* **Exercise aim**
Skip the pictures. Repeat everything else in the records word for word.

"""

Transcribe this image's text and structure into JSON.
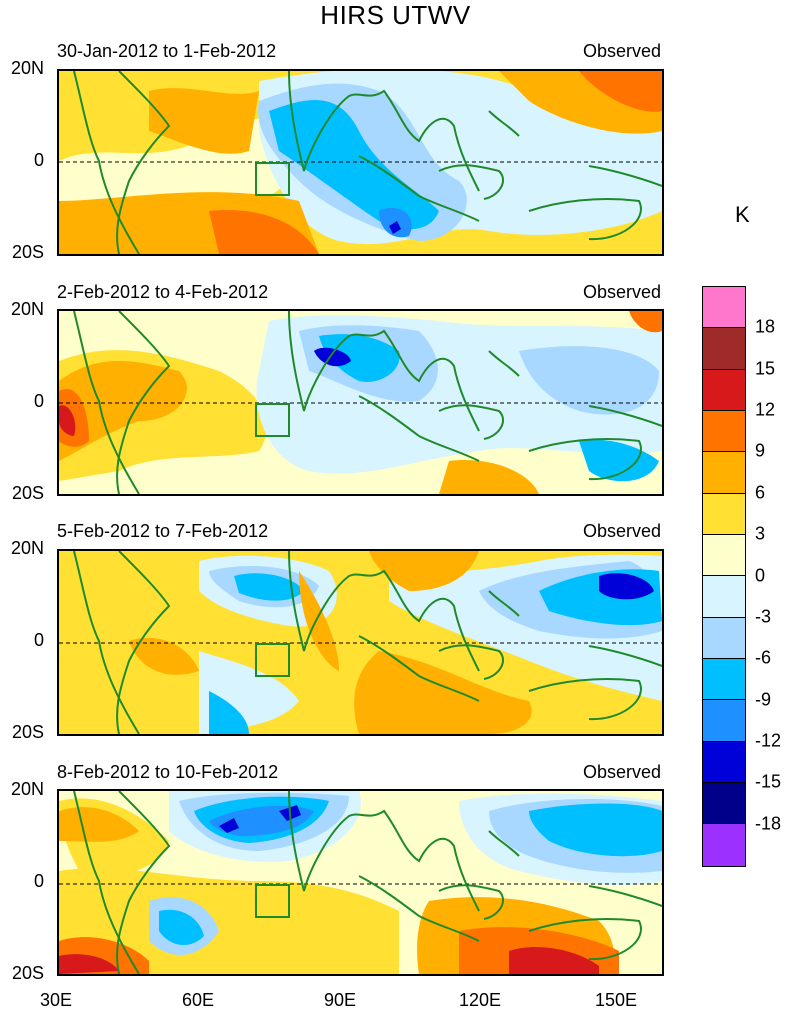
{
  "figure": {
    "title": "HIRS UTWV",
    "unit": "K",
    "x_tick_labels": [
      "30E",
      "60E",
      "90E",
      "120E",
      "150E"
    ],
    "y_tick_labels": [
      "20N",
      "0",
      "20S"
    ]
  },
  "panels": [
    {
      "period": "30-Jan-2012 to 1-Feb-2012",
      "label": "Observed"
    },
    {
      "period": "2-Feb-2012 to 4-Feb-2012",
      "label": "Observed"
    },
    {
      "period": "5-Feb-2012 to 7-Feb-2012",
      "label": "Observed"
    },
    {
      "period": "8-Feb-2012 to 10-Feb-2012",
      "label": "Observed"
    }
  ],
  "colorbar": {
    "labels": [
      "18",
      "15",
      "12",
      "9",
      "6",
      "3",
      "0",
      "-3",
      "-6",
      "-9",
      "-12",
      "-15",
      "-18"
    ],
    "colors": [
      "#ff77cc",
      "#9e2a2a",
      "#d7191c",
      "#ff7400",
      "#ffb000",
      "#ffe033",
      "#ffffcc",
      "#d8f4ff",
      "#a8d8ff",
      "#00bfff",
      "#1e90ff",
      "#0000d8",
      "#00008b",
      "#9b30ff"
    ]
  },
  "map_style": {
    "coast_color": "#1f8a2a",
    "domain_lon": [
      30,
      160
    ],
    "domain_lat": [
      -20,
      20
    ]
  }
}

"""

* **Solution to this problem**
Transcribe this image's text and structure into JSON.
{
  "figure": {
    "title": "HIRS UTWV",
    "unit": "K",
    "x_tick_labels": [
      "30E",
      "60E",
      "90E",
      "120E",
      "150E"
    ],
    "y_tick_labels": [
      "20N",
      "0",
      "20S"
    ]
  },
  "panels": [
    {
      "period": "30-Jan-2012 to 1-Feb-2012",
      "label": "Observed"
    },
    {
      "period": "2-Feb-2012 to 4-Feb-2012",
      "label": "Observed"
    },
    {
      "period": "5-Feb-2012 to 7-Feb-2012",
      "label": "Observed"
    },
    {
      "period": "8-Feb-2012 to 10-Feb-2012",
      "label": "Observed"
    }
  ],
  "colorbar": {
    "labels": [
      "18",
      "15",
      "12",
      "9",
      "6",
      "3",
      "0",
      "-3",
      "-6",
      "-9",
      "-12",
      "-15",
      "-18"
    ],
    "colors": [
      "#ff77cc",
      "#9e2a2a",
      "#d7191c",
      "#ff7400",
      "#ffb000",
      "#ffe033",
      "#ffffcc",
      "#d8f4ff",
      "#a8d8ff",
      "#00bfff",
      "#1e90ff",
      "#0000d8",
      "#00008b",
      "#9b30ff"
    ]
  },
  "map_style": {
    "coast_color": "#1f8a2a",
    "domain_lon": [
      30,
      160
    ],
    "domain_lat": [
      -20,
      20
    ]
  }
}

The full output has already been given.